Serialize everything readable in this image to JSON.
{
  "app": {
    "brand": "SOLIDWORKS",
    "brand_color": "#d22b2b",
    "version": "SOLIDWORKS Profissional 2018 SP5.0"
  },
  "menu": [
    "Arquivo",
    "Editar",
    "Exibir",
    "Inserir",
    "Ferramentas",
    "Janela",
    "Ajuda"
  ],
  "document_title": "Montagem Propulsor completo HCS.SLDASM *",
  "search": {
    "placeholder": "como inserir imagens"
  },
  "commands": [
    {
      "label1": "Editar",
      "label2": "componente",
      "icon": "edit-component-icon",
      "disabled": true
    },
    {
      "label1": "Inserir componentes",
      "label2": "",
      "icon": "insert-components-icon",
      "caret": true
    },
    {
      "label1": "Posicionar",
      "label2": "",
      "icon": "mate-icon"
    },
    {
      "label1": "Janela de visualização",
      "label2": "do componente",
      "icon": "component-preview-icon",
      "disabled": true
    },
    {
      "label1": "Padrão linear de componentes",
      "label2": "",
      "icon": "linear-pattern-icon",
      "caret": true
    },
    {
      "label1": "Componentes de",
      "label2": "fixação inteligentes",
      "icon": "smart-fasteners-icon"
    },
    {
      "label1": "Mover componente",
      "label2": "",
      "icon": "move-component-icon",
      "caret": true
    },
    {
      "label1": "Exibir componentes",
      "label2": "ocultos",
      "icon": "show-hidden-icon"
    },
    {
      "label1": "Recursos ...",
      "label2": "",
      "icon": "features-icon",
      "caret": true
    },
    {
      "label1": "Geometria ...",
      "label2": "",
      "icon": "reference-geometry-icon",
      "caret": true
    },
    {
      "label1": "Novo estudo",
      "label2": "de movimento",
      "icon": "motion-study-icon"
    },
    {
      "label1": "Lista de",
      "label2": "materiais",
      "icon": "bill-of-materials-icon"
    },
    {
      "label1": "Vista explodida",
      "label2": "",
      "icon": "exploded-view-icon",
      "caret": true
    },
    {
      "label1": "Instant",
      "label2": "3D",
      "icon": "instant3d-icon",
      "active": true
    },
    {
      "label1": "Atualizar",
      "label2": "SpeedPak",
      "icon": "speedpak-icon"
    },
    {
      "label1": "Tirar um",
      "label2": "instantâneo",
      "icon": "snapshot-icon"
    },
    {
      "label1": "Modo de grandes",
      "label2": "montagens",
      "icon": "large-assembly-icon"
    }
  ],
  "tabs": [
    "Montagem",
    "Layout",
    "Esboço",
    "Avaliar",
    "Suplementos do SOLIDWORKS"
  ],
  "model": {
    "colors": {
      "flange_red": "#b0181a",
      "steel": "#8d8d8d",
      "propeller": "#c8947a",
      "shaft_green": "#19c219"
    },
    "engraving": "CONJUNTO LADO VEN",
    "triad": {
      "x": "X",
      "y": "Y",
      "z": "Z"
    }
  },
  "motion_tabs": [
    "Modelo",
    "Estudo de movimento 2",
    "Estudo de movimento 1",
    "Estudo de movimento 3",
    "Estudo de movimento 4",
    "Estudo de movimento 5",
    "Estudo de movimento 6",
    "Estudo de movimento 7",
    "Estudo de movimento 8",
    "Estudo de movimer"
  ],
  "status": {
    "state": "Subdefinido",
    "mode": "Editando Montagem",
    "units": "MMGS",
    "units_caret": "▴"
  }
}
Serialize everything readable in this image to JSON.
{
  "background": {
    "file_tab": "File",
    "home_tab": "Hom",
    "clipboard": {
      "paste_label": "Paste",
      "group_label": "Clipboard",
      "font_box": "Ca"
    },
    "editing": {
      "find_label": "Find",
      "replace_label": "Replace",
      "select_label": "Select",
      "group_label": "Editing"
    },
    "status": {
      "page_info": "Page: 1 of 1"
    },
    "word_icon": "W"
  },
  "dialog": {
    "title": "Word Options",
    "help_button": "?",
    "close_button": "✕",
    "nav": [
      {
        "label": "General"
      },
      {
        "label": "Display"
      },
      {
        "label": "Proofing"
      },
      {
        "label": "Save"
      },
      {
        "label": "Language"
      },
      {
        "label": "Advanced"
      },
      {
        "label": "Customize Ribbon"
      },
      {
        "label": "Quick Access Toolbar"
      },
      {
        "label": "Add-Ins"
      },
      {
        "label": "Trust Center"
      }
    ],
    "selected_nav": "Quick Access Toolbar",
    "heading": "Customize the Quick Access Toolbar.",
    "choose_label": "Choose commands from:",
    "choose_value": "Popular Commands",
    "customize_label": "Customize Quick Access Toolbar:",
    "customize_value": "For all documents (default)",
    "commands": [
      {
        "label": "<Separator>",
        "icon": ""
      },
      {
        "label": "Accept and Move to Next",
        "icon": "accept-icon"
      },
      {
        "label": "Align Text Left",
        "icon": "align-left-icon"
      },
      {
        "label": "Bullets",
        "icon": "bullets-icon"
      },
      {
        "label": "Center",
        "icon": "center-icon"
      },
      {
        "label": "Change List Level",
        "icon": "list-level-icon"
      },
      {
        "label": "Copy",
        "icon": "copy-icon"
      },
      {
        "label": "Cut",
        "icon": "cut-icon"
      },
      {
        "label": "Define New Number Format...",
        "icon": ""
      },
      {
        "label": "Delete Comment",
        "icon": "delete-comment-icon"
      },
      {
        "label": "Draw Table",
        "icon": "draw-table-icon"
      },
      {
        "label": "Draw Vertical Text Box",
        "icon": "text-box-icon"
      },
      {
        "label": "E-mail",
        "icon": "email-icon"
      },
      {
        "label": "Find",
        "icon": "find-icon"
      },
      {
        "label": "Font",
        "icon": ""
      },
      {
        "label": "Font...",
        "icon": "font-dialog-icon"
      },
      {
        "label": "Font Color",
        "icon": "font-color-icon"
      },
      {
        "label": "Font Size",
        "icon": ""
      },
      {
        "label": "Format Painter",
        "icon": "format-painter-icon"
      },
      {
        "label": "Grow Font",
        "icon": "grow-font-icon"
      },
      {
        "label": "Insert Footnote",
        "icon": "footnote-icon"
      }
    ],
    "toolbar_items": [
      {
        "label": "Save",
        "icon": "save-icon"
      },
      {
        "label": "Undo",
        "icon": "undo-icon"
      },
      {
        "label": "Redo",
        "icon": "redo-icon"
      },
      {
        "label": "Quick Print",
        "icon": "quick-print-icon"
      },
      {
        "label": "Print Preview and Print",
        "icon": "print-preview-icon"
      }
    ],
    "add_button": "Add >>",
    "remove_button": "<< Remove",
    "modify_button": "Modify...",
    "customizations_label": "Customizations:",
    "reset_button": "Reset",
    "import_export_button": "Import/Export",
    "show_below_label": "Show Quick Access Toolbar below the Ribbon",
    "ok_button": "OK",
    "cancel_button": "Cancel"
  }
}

════════

Repeat back the data above, exact to the last character.

Serialize everything readable in this image to JSON.
{
  "app": {
    "brand": "SOLIDWORKS",
    "brand_color": "#d22b2b",
    "version": "SOLIDWORKS Profissional 2018 SP5.0"
  },
  "menu": [
    "Arquivo",
    "Editar",
    "Exibir",
    "Inserir",
    "Ferramentas",
    "Janela",
    "Ajuda"
  ],
  "document_title": "Montagem Propulsor completo HCS.SLDASM *",
  "search": {
    "placeholder": "como inserir imagens"
  },
  "commands": [
    {
      "label1": "Editar",
      "label2": "componente",
      "icon": "edit-component-icon",
      "disabled": true
    },
    {
      "label1": "Inserir componentes",
      "label2": "",
      "icon": "insert-components-icon",
      "caret": true
    },
    {
      "label1": "Posicionar",
      "label2": "",
      "icon": "mate-icon"
    },
    {
      "label1": "Janela de visualização",
      "label2": "do componente",
      "icon": "component-preview-icon",
      "disabled": true
    },
    {
      "label1": "Padrão linear de componentes",
      "label2": "",
      "icon": "linear-pattern-icon",
      "caret": true
    },
    {
      "label1": "Componentes de",
      "label2": "fixação inteligentes",
      "icon": "smart-fasteners-icon"
    },
    {
      "label1": "Mover componente",
      "label2": "",
      "icon": "move-component-icon",
      "caret": true
    },
    {
      "label1": "Exibir componentes",
      "label2": "ocultos",
      "icon": "show-hidden-icon"
    },
    {
      "label1": "Recursos ...",
      "label2": "",
      "icon": "features-icon",
      "caret": true
    },
    {
      "label1": "Geometria ...",
      "label2": "",
      "icon": "reference-geometry-icon",
      "caret": true
    },
    {
      "label1": "Novo estudo",
      "label2": "de movimento",
      "icon": "motion-study-icon"
    },
    {
      "label1": "Lista de",
      "label2": "materiais",
      "icon": "bill-of-materials-icon"
    },
    {
      "label1": "Vista explodida",
      "label2": "",
      "icon": "exploded-view-icon",
      "caret": true
    },
    {
      "label1": "Instant",
      "label2": "3D",
      "icon": "instant3d-icon",
      "active": true
    },
    {
      "label1": "Atualizar",
      "label2": "SpeedPak",
      "icon": "speedpak-icon"
    },
    {
      "label1": "Tirar um",
      "label2": "instantâneo",
      "icon": "snapshot-icon"
    },
    {
      "label1": "Modo de grandes",
      "label2": "montagens",
      "icon": "large-assembly-icon"
    }
  ],
  "tabs": [
    "Montagem",
    "Layout",
    "Esboço",
    "Avaliar",
    "Suplementos do SOLIDWORKS"
  ],
  "model": {
    "colors": {
      "flange_red": "#b0181a",
      "steel": "#8d8d8d",
      "propeller": "#c8947a",
      "shaft_green": "#19c219"
    },
    "engraving": "CONJUNTO LADO VEN",
    "triad": {
      "x": "X",
      "y": "Y",
      "z": "Z"
    }
  },
  "motion_tabs": [
    "Modelo",
    "Estudo de movimento 2",
    "Estudo de movimento 1",
    "Estudo de movimento 3",
    "Estudo de movimento 4",
    "Estudo de movimento 5",
    "Estudo de movimento 6",
    "Estudo de movimento 7",
    "Estudo de movimento 8",
    "Estudo de movimer"
  ],
  "status": {
    "state": "Subdefinido",
    "mode": "Editando Montagem",
    "units": "MMGS",
    "units_caret": "▴"
  }
}
Serialize everything readable in this image to JSON.
{
  "background": {
    "file_tab": "File",
    "home_tab": "Hom",
    "clipboard": {
      "paste_label": "Paste",
      "group_label": "Clipboard",
      "font_box": "Ca"
    },
    "editing": {
      "find_label": "Find",
      "replace_label": "Replace",
      "select_label": "Select",
      "group_label": "Editing"
    },
    "status": {
      "page_info": "Page: 1 of 1"
    },
    "word_icon": "W"
  },
  "dialog": {
    "title": "Word Options",
    "help_button": "?",
    "close_button": "✕",
    "nav": [
      {
        "label": "General"
      },
      {
        "label": "Display"
      },
      {
        "label": "Proofing"
      },
      {
        "label": "Save"
      },
      {
        "label": "Language"
      },
      {
        "label": "Advanced"
      },
      {
        "label": "Customize Ribbon"
      },
      {
        "label": "Quick Access Toolbar"
      },
      {
        "label": "Add-Ins"
      },
      {
        "label": "Trust Center"
      }
    ],
    "selected_nav": "Quick Access Toolbar",
    "heading": "Customize the Quick Access Toolbar.",
    "choose_label": "Choose commands from:",
    "choose_value": "Popular Commands",
    "customize_label": "Customize Quick Access Toolbar:",
    "customize_value": "For all documents (default)",
    "commands": [
      {
        "label": "<Separator>",
        "icon": ""
      },
      {
        "label": "Accept and Move to Next",
        "icon": "accept-icon"
      },
      {
        "label": "Align Text Left",
        "icon": "align-left-icon"
      },
      {
        "label": "Bullets",
        "icon": "bullets-icon"
      },
      {
        "label": "Center",
        "icon": "center-icon"
      },
      {
        "label": "Change List Level",
        "icon": "list-level-icon"
      },
      {
        "label": "Copy",
        "icon": "copy-icon"
      },
      {
        "label": "Cut",
        "icon": "cut-icon"
      },
      {
        "label": "Define New Number Format...",
        "icon": ""
      },
      {
        "label": "Delete Comment",
        "icon": "delete-comment-icon"
      },
      {
        "label": "Draw Table",
        "icon": "draw-table-icon"
      },
      {
        "label": "Draw Vertical Text Box",
        "icon": "text-box-icon"
      },
      {
        "label": "E-mail",
        "icon": "email-icon"
      },
      {
        "label": "Find",
        "icon": "find-icon"
      },
      {
        "label": "Font",
        "icon": ""
      },
      {
        "label": "Font...",
        "icon": "font-dialog-icon"
      },
      {
        "label": "Font Color",
        "icon": "font-color-icon"
      },
      {
        "label": "Font Size",
        "icon": ""
      },
      {
        "label": "Format Painter",
        "icon": "format-painter-icon"
      },
      {
        "label": "Grow Font",
        "icon": "grow-font-icon"
      },
      {
        "label": "Insert Footnote",
        "icon": "footnote-icon"
      }
    ],
    "toolbar_items": [
      {
        "label": "Save",
        "icon": "save-icon"
      },
      {
        "label": "Undo",
        "icon": "undo-icon"
      },
      {
        "label": "Redo",
        "icon": "redo-icon"
      },
      {
        "label": "Quick Print",
        "icon": "quick-print-icon"
      },
      {
        "label": "Print Preview and Print",
        "icon": "print-preview-icon"
      }
    ],
    "add_button": "Add >>",
    "remove_button": "<< Remove",
    "modify_button": "Modify...",
    "customizations_label": "Customizations:",
    "reset_button": "Reset",
    "import_export_button": "Import/Export",
    "show_below_label": "Show Quick Access Toolbar below the Ribbon",
    "ok_button": "OK",
    "cancel_button": "Cancel"
  }
}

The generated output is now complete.